> EXERCISE AIM
From the data that follows, copy every line holding the string "Microsoft".

[Data excerpts]
+++
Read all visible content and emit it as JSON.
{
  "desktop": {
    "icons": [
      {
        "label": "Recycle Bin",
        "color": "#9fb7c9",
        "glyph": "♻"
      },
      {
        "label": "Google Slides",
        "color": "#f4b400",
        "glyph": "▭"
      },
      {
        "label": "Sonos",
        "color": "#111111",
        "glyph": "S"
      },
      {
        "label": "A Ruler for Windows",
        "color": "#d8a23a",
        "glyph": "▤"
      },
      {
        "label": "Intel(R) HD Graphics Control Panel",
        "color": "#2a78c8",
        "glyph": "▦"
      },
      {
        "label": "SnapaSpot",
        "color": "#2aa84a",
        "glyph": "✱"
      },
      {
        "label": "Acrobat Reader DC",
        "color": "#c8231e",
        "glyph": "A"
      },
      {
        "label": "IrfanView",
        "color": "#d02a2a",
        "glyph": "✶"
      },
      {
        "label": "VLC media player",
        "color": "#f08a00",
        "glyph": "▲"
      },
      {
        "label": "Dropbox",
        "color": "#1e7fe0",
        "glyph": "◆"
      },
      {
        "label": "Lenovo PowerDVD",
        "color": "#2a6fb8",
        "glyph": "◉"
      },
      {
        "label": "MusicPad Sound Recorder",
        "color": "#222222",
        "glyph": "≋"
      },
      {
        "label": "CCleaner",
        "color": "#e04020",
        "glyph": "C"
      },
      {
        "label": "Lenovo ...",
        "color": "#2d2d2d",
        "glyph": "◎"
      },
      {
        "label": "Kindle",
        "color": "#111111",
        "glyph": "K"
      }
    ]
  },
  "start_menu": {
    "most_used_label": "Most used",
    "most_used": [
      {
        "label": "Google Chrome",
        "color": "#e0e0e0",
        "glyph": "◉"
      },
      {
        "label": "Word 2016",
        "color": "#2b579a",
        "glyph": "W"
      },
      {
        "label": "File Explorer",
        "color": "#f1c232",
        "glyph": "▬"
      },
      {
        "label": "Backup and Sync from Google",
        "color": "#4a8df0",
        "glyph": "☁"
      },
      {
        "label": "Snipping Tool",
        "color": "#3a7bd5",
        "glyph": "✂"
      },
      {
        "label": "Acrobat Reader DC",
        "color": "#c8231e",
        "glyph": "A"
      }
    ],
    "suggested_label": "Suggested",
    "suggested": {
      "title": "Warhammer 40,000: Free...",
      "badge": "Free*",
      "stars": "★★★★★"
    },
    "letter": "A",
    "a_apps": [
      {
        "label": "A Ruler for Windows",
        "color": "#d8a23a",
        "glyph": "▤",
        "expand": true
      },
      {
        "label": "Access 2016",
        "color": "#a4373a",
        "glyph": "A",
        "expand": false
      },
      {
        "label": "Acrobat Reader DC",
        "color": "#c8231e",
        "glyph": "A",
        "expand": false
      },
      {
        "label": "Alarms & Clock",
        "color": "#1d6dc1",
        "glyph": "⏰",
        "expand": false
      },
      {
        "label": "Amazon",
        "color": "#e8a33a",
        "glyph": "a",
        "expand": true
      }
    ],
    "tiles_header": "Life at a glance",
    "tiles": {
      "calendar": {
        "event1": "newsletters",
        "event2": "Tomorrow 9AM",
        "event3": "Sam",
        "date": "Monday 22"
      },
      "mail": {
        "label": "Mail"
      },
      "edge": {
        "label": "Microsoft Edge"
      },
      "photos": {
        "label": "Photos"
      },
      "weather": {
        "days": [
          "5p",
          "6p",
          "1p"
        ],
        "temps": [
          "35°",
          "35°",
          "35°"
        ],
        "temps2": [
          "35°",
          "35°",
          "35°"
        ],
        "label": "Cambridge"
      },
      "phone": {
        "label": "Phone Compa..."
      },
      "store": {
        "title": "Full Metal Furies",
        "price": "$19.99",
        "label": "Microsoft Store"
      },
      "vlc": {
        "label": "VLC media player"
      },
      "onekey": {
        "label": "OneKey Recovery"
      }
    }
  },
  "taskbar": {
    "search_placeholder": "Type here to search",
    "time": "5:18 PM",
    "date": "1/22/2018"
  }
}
+++
> RESULT
        "label": "Microsoft Edge"
        "label": "Microsoft Store"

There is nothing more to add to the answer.